=== WORK TO DO ===
Each record below must be returned exactly as shown.

**** EXERCISE MATERIAL

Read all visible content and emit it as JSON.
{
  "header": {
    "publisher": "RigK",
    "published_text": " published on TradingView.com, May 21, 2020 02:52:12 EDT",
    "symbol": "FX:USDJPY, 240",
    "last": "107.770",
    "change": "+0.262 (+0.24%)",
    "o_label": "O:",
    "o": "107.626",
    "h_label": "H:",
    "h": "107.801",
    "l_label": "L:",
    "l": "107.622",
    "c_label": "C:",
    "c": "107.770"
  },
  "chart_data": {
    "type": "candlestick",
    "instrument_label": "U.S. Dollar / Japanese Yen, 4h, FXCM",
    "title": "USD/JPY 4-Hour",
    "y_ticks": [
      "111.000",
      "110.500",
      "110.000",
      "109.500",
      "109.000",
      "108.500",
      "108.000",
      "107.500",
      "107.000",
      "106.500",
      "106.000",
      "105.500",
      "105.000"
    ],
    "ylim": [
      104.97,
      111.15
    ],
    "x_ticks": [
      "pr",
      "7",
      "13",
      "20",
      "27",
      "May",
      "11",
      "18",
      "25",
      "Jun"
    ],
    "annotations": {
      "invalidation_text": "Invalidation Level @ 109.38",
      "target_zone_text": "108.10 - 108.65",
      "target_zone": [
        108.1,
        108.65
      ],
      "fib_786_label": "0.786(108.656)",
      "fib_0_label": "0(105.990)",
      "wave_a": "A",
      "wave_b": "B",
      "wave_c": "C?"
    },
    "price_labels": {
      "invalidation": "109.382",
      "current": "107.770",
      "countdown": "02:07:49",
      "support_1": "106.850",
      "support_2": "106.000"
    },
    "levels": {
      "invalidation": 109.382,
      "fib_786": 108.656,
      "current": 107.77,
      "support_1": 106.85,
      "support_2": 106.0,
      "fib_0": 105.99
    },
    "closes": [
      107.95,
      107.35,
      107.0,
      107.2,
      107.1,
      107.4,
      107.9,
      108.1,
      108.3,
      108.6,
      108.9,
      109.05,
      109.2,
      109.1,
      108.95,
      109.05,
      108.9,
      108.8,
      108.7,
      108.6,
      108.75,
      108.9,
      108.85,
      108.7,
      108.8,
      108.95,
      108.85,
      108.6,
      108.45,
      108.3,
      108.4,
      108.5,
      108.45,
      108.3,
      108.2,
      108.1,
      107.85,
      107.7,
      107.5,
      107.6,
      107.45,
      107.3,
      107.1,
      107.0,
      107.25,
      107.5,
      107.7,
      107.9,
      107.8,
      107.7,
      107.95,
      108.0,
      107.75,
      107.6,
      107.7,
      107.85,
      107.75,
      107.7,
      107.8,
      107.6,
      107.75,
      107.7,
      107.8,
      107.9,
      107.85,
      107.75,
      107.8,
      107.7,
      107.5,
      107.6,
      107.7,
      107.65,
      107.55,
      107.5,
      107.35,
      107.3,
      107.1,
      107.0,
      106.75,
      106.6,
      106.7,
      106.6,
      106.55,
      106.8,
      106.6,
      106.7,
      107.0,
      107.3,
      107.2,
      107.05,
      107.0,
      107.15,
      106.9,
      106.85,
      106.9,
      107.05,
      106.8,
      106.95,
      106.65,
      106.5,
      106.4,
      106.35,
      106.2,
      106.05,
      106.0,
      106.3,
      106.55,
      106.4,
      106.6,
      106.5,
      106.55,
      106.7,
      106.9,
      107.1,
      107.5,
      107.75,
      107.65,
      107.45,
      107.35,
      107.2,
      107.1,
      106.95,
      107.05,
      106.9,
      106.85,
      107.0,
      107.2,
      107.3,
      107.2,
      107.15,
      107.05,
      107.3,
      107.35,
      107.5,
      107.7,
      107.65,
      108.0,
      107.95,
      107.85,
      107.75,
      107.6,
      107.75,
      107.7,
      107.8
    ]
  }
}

********

=== REPLY ===
Read all visible content and emit it as JSON.
{
  "header": {
    "publisher": "RigK",
    "published_text": " published on TradingView.com, May 21, 2020 02:52:12 EDT",
    "symbol": "FX:USDJPY, 240",
    "last": "107.770",
    "change": "+0.262 (+0.24%)",
    "o_label": "O:",
    "o": "107.626",
    "h_label": "H:",
    "h": "107.801",
    "l_label": "L:",
    "l": "107.622",
    "c_label": "C:",
    "c": "107.770"
  },
  "chart_data": {
    "type": "candlestick",
    "instrument_label": "U.S. Dollar / Japanese Yen, 4h, FXCM",
    "title": "USD/JPY 4-Hour",
    "y_ticks": [
      "111.000",
      "110.500",
      "110.000",
      "109.500",
      "109.000",
      "108.500",
      "108.000",
      "107.500",
      "107.000",
      "106.500",
      "106.000",
      "105.500",
      "105.000"
    ],
    "ylim": [
      104.97,
      111.15
    ],
    "x_ticks": [
      "pr",
      "7",
      "13",
      "20",
      "27",
      "May",
      "11",
      "18",
      "25",
      "Jun"
    ],
    "annotations": {
      "invalidation_text": "Invalidation Level @ 109.38",
      "target_zone_text": "108.10 - 108.65",
      "target_zone": [
        108.1,
        108.65
      ],
      "fib_786_label": "0.786(108.656)",
      "fib_0_label": "0(105.990)",
      "wave_a": "A",
      "wave_b": "B",
      "wave_c": "C?"
    },
    "price_labels": {
      "invalidation": "109.382",
      "current": "107.770",
      "countdown": "02:07:49",
      "support_1": "106.850",
      "support_2": "106.000"
    },
    "levels": {
      "invalidation": 109.382,
      "fib_786": 108.656,
      "current": 107.77,
      "support_1": 106.85,
      "support_2": 106.0,
      "fib_0": 105.99
    },
    "closes": [
      107.95,
      107.35,
      107.0,
      107.2,
      107.1,
      107.4,
      107.9,
      108.1,
      108.3,
      108.6,
      108.9,
      109.05,
      109.2,
      109.1,
      108.95,
      109.05,
      108.9,
      108.8,
      108.7,
      108.6,
      108.75,
      108.9,
      108.85,
      108.7,
      108.8,
      108.95,
      108.85,
      108.6,
      108.45,
      108.3,
      108.4,
      108.5,
      108.45,
      108.3,
      108.2,
      108.1,
      107.85,
      107.7,
      107.5,
      107.6,
      107.45,
      107.3,
      107.1,
      107.0,
      107.25,
      107.5,
      107.7,
      107.9,
      107.8,
      107.7,
      107.95,
      108.0,
      107.75,
      107.6,
      107.7,
      107.85,
      107.75,
      107.7,
      107.8,
      107.6,
      107.75,
      107.7,
      107.8,
      107.9,
      107.85,
      107.75,
      107.8,
      107.7,
      107.5,
      107.6,
      107.7,
      107.65,
      107.55,
      107.5,
      107.35,
      107.3,
      107.1,
      107.0,
      106.75,
      106.6,
      106.7,
      106.6,
      106.55,
      106.8,
      106.6,
      106.7,
      107.0,
      107.3,
      107.2,
      107.05,
      107.0,
      107.15,
      106.9,
      106.85,
      106.9,
      107.05,
      106.8,
      106.95,
      106.65,
      106.5,
      106.4,
      106.35,
      106.2,
      106.05,
      106.0,
      106.3,
      106.55,
      106.4,
      106.6,
      106.5,
      106.55,
      106.7,
      106.9,
      107.1,
      107.5,
      107.75,
      107.65,
      107.45,
      107.35,
      107.2,
      107.1,
      106.95,
      107.05,
      106.9,
      106.85,
      107.0,
      107.2,
      107.3,
      107.2,
      107.15,
      107.05,
      107.3,
      107.35,
      107.5,
      107.7,
      107.65,
      108.0,
      107.95,
      107.85,
      107.75,
      107.6,
      107.75,
      107.7,
      107.8
    ]
  }
}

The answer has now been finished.